[Dataset items]
■ ■ ■ ■
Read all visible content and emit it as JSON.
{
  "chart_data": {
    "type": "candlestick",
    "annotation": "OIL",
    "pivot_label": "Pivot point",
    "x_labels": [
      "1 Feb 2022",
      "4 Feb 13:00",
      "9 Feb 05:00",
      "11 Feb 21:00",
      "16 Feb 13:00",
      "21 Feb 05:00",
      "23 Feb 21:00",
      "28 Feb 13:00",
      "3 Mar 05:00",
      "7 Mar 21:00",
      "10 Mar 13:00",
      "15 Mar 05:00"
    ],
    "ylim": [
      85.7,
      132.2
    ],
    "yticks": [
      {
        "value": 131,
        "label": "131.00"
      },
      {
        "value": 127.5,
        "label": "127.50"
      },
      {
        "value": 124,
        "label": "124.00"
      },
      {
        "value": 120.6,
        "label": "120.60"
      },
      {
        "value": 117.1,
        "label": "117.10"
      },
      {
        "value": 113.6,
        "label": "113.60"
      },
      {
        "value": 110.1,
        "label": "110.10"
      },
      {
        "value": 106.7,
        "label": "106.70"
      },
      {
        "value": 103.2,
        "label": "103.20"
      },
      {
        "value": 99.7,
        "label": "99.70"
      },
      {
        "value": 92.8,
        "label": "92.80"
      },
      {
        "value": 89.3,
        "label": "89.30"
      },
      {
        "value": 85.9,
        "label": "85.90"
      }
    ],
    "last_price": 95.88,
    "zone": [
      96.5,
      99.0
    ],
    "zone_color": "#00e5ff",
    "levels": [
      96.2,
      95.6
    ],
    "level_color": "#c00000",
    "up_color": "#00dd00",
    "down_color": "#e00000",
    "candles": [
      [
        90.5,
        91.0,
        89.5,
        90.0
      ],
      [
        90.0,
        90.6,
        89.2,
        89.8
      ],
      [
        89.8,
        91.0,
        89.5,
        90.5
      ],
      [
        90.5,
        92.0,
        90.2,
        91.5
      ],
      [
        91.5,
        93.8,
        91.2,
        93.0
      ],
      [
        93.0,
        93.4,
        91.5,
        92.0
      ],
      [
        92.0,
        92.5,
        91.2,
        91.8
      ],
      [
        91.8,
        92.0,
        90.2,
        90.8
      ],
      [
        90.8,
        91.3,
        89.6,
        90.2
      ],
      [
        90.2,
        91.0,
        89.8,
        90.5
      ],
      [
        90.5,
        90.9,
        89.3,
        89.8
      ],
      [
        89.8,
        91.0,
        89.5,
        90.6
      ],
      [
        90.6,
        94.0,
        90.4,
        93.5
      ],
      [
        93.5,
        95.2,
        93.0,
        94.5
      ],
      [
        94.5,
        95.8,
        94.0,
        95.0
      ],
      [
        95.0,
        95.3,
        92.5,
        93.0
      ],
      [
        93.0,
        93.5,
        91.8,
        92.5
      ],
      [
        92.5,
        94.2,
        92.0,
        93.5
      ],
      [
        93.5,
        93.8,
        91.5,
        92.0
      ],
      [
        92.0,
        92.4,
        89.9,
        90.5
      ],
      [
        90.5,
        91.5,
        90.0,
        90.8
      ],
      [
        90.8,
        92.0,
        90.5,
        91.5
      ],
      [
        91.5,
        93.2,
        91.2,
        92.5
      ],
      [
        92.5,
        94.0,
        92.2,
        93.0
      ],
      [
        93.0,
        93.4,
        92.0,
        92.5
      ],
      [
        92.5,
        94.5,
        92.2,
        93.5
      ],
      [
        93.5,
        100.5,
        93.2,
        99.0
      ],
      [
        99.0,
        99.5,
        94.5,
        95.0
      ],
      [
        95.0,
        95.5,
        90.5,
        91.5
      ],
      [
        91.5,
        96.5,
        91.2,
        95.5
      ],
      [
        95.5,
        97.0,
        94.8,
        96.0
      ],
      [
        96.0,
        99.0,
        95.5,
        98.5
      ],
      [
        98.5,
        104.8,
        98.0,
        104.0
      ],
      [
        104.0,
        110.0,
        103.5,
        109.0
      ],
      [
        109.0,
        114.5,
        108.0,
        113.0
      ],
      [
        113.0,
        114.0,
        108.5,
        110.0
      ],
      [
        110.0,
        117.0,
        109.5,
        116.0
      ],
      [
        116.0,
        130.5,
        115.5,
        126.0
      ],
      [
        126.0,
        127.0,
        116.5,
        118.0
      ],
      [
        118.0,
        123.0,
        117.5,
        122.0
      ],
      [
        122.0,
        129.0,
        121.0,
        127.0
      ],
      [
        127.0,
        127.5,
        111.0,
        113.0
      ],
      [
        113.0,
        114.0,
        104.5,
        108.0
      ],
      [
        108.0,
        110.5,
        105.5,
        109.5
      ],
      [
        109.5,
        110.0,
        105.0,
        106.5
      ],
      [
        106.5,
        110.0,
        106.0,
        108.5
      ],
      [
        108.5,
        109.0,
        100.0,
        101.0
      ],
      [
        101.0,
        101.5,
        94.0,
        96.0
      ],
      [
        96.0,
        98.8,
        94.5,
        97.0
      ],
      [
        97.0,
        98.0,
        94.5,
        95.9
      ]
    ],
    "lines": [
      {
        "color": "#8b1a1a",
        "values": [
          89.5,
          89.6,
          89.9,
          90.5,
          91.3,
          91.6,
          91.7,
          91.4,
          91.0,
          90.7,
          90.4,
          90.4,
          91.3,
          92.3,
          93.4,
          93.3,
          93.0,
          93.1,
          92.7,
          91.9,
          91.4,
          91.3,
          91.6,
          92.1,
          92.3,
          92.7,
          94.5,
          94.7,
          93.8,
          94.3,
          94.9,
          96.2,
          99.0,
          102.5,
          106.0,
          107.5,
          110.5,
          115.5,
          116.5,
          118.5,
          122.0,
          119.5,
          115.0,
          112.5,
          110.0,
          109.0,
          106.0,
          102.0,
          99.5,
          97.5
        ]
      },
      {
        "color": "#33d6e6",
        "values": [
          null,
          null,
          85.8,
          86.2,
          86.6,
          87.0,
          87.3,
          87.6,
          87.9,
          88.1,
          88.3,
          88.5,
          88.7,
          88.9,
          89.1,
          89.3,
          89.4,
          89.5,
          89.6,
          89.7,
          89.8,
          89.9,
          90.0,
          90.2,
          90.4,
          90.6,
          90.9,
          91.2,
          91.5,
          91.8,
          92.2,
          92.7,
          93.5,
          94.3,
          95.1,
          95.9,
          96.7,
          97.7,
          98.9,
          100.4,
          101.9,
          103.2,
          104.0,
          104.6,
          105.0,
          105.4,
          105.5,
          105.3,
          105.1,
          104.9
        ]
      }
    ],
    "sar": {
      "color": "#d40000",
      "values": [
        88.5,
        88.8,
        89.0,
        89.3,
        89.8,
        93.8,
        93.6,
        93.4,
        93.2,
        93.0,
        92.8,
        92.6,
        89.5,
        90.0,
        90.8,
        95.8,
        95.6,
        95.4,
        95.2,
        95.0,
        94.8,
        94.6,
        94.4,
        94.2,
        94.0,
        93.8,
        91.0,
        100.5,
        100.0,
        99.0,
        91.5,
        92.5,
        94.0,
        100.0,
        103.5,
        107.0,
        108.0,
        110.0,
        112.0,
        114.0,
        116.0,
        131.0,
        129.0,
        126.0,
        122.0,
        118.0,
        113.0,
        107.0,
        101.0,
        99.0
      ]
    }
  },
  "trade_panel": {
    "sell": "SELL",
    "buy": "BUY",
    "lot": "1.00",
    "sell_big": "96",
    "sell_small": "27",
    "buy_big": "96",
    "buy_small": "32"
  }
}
■ ■ ■ ■
Emit the full listing verbatim.

Read all visible content and emit it as JSON.
{
  "chart_data": {
    "type": "candlestick",
    "annotation": "OIL",
    "pivot_label": "Pivot point",
    "x_labels": [
      "1 Feb 2022",
      "4 Feb 13:00",
      "9 Feb 05:00",
      "11 Feb 21:00",
      "16 Feb 13:00",
      "21 Feb 05:00",
      "23 Feb 21:00",
      "28 Feb 13:00",
      "3 Mar 05:00",
      "7 Mar 21:00",
      "10 Mar 13:00",
      "15 Mar 05:00"
    ],
    "ylim": [
      85.7,
      132.2
    ],
    "yticks": [
      {
        "value": 131,
        "label": "131.00"
      },
      {
        "value": 127.5,
        "label": "127.50"
      },
      {
        "value": 124,
        "label": "124.00"
      },
      {
        "value": 120.6,
        "label": "120.60"
      },
      {
        "value": 117.1,
        "label": "117.10"
      },
      {
        "value": 113.6,
        "label": "113.60"
      },
      {
        "value": 110.1,
        "label": "110.10"
      },
      {
        "value": 106.7,
        "label": "106.70"
      },
      {
        "value": 103.2,
        "label": "103.20"
      },
      {
        "value": 99.7,
        "label": "99.70"
      },
      {
        "value": 92.8,
        "label": "92.80"
      },
      {
        "value": 89.3,
        "label": "89.30"
      },
      {
        "value": 85.9,
        "label": "85.90"
      }
    ],
    "last_price": 95.88,
    "zone": [
      96.5,
      99.0
    ],
    "zone_color": "#00e5ff",
    "levels": [
      96.2,
      95.6
    ],
    "level_color": "#c00000",
    "up_color": "#00dd00",
    "down_color": "#e00000",
    "candles": [
      [
        90.5,
        91.0,
        89.5,
        90.0
      ],
      [
        90.0,
        90.6,
        89.2,
        89.8
      ],
      [
        89.8,
        91.0,
        89.5,
        90.5
      ],
      [
        90.5,
        92.0,
        90.2,
        91.5
      ],
      [
        91.5,
        93.8,
        91.2,
        93.0
      ],
      [
        93.0,
        93.4,
        91.5,
        92.0
      ],
      [
        92.0,
        92.5,
        91.2,
        91.8
      ],
      [
        91.8,
        92.0,
        90.2,
        90.8
      ],
      [
        90.8,
        91.3,
        89.6,
        90.2
      ],
      [
        90.2,
        91.0,
        89.8,
        90.5
      ],
      [
        90.5,
        90.9,
        89.3,
        89.8
      ],
      [
        89.8,
        91.0,
        89.5,
        90.6
      ],
      [
        90.6,
        94.0,
        90.4,
        93.5
      ],
      [
        93.5,
        95.2,
        93.0,
        94.5
      ],
      [
        94.5,
        95.8,
        94.0,
        95.0
      ],
      [
        95.0,
        95.3,
        92.5,
        93.0
      ],
      [
        93.0,
        93.5,
        91.8,
        92.5
      ],
      [
        92.5,
        94.2,
        92.0,
        93.5
      ],
      [
        93.5,
        93.8,
        91.5,
        92.0
      ],
      [
        92.0,
        92.4,
        89.9,
        90.5
      ],
      [
        90.5,
        91.5,
        90.0,
        90.8
      ],
      [
        90.8,
        92.0,
        90.5,
        91.5
      ],
      [
        91.5,
        93.2,
        91.2,
        92.5
      ],
      [
        92.5,
        94.0,
        92.2,
        93.0
      ],
      [
        93.0,
        93.4,
        92.0,
        92.5
      ],
      [
        92.5,
        94.5,
        92.2,
        93.5
      ],
      [
        93.5,
        100.5,
        93.2,
        99.0
      ],
      [
        99.0,
        99.5,
        94.5,
        95.0
      ],
      [
        95.0,
        95.5,
        90.5,
        91.5
      ],
      [
        91.5,
        96.5,
        91.2,
        95.5
      ],
      [
        95.5,
        97.0,
        94.8,
        96.0
      ],
      [
        96.0,
        99.0,
        95.5,
        98.5
      ],
      [
        98.5,
        104.8,
        98.0,
        104.0
      ],
      [
        104.0,
        110.0,
        103.5,
        109.0
      ],
      [
        109.0,
        114.5,
        108.0,
        113.0
      ],
      [
        113.0,
        114.0,
        108.5,
        110.0
      ],
      [
        110.0,
        117.0,
        109.5,
        116.0
      ],
      [
        116.0,
        130.5,
        115.5,
        126.0
      ],
      [
        126.0,
        127.0,
        116.5,
        118.0
      ],
      [
        118.0,
        123.0,
        117.5,
        122.0
      ],
      [
        122.0,
        129.0,
        121.0,
        127.0
      ],
      [
        127.0,
        127.5,
        111.0,
        113.0
      ],
      [
        113.0,
        114.0,
        104.5,
        108.0
      ],
      [
        108.0,
        110.5,
        105.5,
        109.5
      ],
      [
        109.5,
        110.0,
        105.0,
        106.5
      ],
      [
        106.5,
        110.0,
        106.0,
        108.5
      ],
      [
        108.5,
        109.0,
        100.0,
        101.0
      ],
      [
        101.0,
        101.5,
        94.0,
        96.0
      ],
      [
        96.0,
        98.8,
        94.5,
        97.0
      ],
      [
        97.0,
        98.0,
        94.5,
        95.9
      ]
    ],
    "lines": [
      {
        "color": "#8b1a1a",
        "values": [
          89.5,
          89.6,
          89.9,
          90.5,
          91.3,
          91.6,
          91.7,
          91.4,
          91.0,
          90.7,
          90.4,
          90.4,
          91.3,
          92.3,
          93.4,
          93.3,
          93.0,
          93.1,
          92.7,
          91.9,
          91.4,
          91.3,
          91.6,
          92.1,
          92.3,
          92.7,
          94.5,
          94.7,
          93.8,
          94.3,
          94.9,
          96.2,
          99.0,
          102.5,
          106.0,
          107.5,
          110.5,
          115.5,
          116.5,
          118.5,
          122.0,
          119.5,
          115.0,
          112.5,
          110.0,
          109.0,
          106.0,
          102.0,
          99.5,
          97.5
        ]
      },
      {
        "color": "#33d6e6",
        "values": [
          null,
          null,
          85.8,
          86.2,
          86.6,
          87.0,
          87.3,
          87.6,
          87.9,
          88.1,
          88.3,
          88.5,
          88.7,
          88.9,
          89.1,
          89.3,
          89.4,
          89.5,
          89.6,
          89.7,
          89.8,
          89.9,
          90.0,
          90.2,
          90.4,
          90.6,
          90.9,
          91.2,
          91.5,
          91.8,
          92.2,
          92.7,
          93.5,
          94.3,
          95.1,
          95.9,
          96.7,
          97.7,
          98.9,
          100.4,
          101.9,
          103.2,
          104.0,
          104.6,
          105.0,
          105.4,
          105.5,
          105.3,
          105.1,
          104.9
        ]
      }
    ],
    "sar": {
      "color": "#d40000",
      "values": [
        88.5,
        88.8,
        89.0,
        89.3,
        89.8,
        93.8,
        93.6,
        93.4,
        93.2,
        93.0,
        92.8,
        92.6,
        89.5,
        90.0,
        90.8,
        95.8,
        95.6,
        95.4,
        95.2,
        95.0,
        94.8,
        94.6,
        94.4,
        94.2,
        94.0,
        93.8,
        91.0,
        100.5,
        100.0,
        99.0,
        91.5,
        92.5,
        94.0,
        100.0,
        103.5,
        107.0,
        108.0,
        110.0,
        112.0,
        114.0,
        116.0,
        131.0,
        129.0,
        126.0,
        122.0,
        118.0,
        113.0,
        107.0,
        101.0,
        99.0
      ]
    }
  },
  "trade_panel": {
    "sell": "SELL",
    "buy": "BUY",
    "lot": "1.00",
    "sell_big": "96",
    "sell_small": "27",
    "buy_big": "96",
    "buy_small": "32"
  }
}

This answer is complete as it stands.